* _WRITTEN TASK_
Repeat, exactly and completely, the entries shown underneath.
────────────────
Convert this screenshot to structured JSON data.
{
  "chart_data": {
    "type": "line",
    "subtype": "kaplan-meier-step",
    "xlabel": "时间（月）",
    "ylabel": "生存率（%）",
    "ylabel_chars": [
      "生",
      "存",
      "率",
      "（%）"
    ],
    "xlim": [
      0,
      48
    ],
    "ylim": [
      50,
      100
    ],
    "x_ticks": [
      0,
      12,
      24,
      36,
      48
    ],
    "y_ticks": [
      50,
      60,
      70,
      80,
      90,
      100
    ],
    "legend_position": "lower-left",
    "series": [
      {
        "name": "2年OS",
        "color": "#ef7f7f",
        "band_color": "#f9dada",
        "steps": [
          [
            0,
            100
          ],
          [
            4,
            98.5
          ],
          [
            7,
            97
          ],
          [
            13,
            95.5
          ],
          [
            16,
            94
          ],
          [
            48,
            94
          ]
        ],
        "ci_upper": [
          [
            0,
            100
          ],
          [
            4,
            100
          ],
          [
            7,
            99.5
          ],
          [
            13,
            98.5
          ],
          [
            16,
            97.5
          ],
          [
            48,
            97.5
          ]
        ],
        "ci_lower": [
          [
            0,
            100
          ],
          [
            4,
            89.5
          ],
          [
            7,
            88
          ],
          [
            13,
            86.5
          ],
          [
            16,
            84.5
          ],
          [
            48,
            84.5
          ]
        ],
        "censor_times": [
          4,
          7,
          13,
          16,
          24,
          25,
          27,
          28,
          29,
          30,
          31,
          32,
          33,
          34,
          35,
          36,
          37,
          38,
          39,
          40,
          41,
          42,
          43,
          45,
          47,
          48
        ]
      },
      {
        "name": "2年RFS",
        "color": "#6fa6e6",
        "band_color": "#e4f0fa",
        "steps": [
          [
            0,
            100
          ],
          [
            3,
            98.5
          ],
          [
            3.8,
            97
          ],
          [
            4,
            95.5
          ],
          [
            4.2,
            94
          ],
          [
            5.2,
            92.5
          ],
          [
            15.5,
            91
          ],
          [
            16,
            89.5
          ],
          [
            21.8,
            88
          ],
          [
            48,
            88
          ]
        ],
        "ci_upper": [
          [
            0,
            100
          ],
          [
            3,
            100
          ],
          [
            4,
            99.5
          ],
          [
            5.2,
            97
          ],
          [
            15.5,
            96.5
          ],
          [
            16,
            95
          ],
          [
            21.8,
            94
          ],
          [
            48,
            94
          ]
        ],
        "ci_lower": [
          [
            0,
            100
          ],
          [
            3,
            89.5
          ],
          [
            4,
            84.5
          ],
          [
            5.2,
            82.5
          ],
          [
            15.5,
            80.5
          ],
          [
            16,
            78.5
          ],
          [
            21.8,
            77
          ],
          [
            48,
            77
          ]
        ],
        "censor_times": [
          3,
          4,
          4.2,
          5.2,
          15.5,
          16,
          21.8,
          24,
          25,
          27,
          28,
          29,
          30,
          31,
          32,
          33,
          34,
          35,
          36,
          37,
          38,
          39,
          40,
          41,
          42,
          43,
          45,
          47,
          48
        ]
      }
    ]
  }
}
────────────────
* _EXERCISE OUTPUT_
Convert this screenshot to structured JSON data.
{
  "chart_data": {
    "type": "line",
    "subtype": "kaplan-meier-step",
    "xlabel": "时间（月）",
    "ylabel": "生存率（%）",
    "ylabel_chars": [
      "生",
      "存",
      "率",
      "（%）"
    ],
    "xlim": [
      0,
      48
    ],
    "ylim": [
      50,
      100
    ],
    "x_ticks": [
      0,
      12,
      24,
      36,
      48
    ],
    "y_ticks": [
      50,
      60,
      70,
      80,
      90,
      100
    ],
    "legend_position": "lower-left",
    "series": [
      {
        "name": "2年OS",
        "color": "#ef7f7f",
        "band_color": "#f9dada",
        "steps": [
          [
            0,
            100
          ],
          [
            4,
            98.5
          ],
          [
            7,
            97
          ],
          [
            13,
            95.5
          ],
          [
            16,
            94
          ],
          [
            48,
            94
          ]
        ],
        "ci_upper": [
          [
            0,
            100
          ],
          [
            4,
            100
          ],
          [
            7,
            99.5
          ],
          [
            13,
            98.5
          ],
          [
            16,
            97.5
          ],
          [
            48,
            97.5
          ]
        ],
        "ci_lower": [
          [
            0,
            100
          ],
          [
            4,
            89.5
          ],
          [
            7,
            88
          ],
          [
            13,
            86.5
          ],
          [
            16,
            84.5
          ],
          [
            48,
            84.5
          ]
        ],
        "censor_times": [
          4,
          7,
          13,
          16,
          24,
          25,
          27,
          28,
          29,
          30,
          31,
          32,
          33,
          34,
          35,
          36,
          37,
          38,
          39,
          40,
          41,
          42,
          43,
          45,
          47,
          48
        ]
      },
      {
        "name": "2年RFS",
        "color": "#6fa6e6",
        "band_color": "#e4f0fa",
        "steps": [
          [
            0,
            100
          ],
          [
            3,
            98.5
          ],
          [
            3.8,
            97
          ],
          [
            4,
            95.5
          ],
          [
            4.2,
            94
          ],
          [
            5.2,
            92.5
          ],
          [
            15.5,
            91
          ],
          [
            16,
            89.5
          ],
          [
            21.8,
            88
          ],
          [
            48,
            88
          ]
        ],
        "ci_upper": [
          [
            0,
            100
          ],
          [
            3,
            100
          ],
          [
            4,
            99.5
          ],
          [
            5.2,
            97
          ],
          [
            15.5,
            96.5
          ],
          [
            16,
            95
          ],
          [
            21.8,
            94
          ],
          [
            48,
            94
          ]
        ],
        "ci_lower": [
          [
            0,
            100
          ],
          [
            3,
            89.5
          ],
          [
            4,
            84.5
          ],
          [
            5.2,
            82.5
          ],
          [
            15.5,
            80.5
          ],
          [
            16,
            78.5
          ],
          [
            21.8,
            77
          ],
          [
            48,
            77
          ]
        ],
        "censor_times": [
          3,
          4,
          4.2,
          5.2,
          15.5,
          16,
          21.8,
          24,
          25,
          27,
          28,
          29,
          30,
          31,
          32,
          33,
          34,
          35,
          36,
          37,
          38,
          39,
          40,
          41,
          42,
          43,
          45,
          47,
          48
        ]
      }
    ]
  }
}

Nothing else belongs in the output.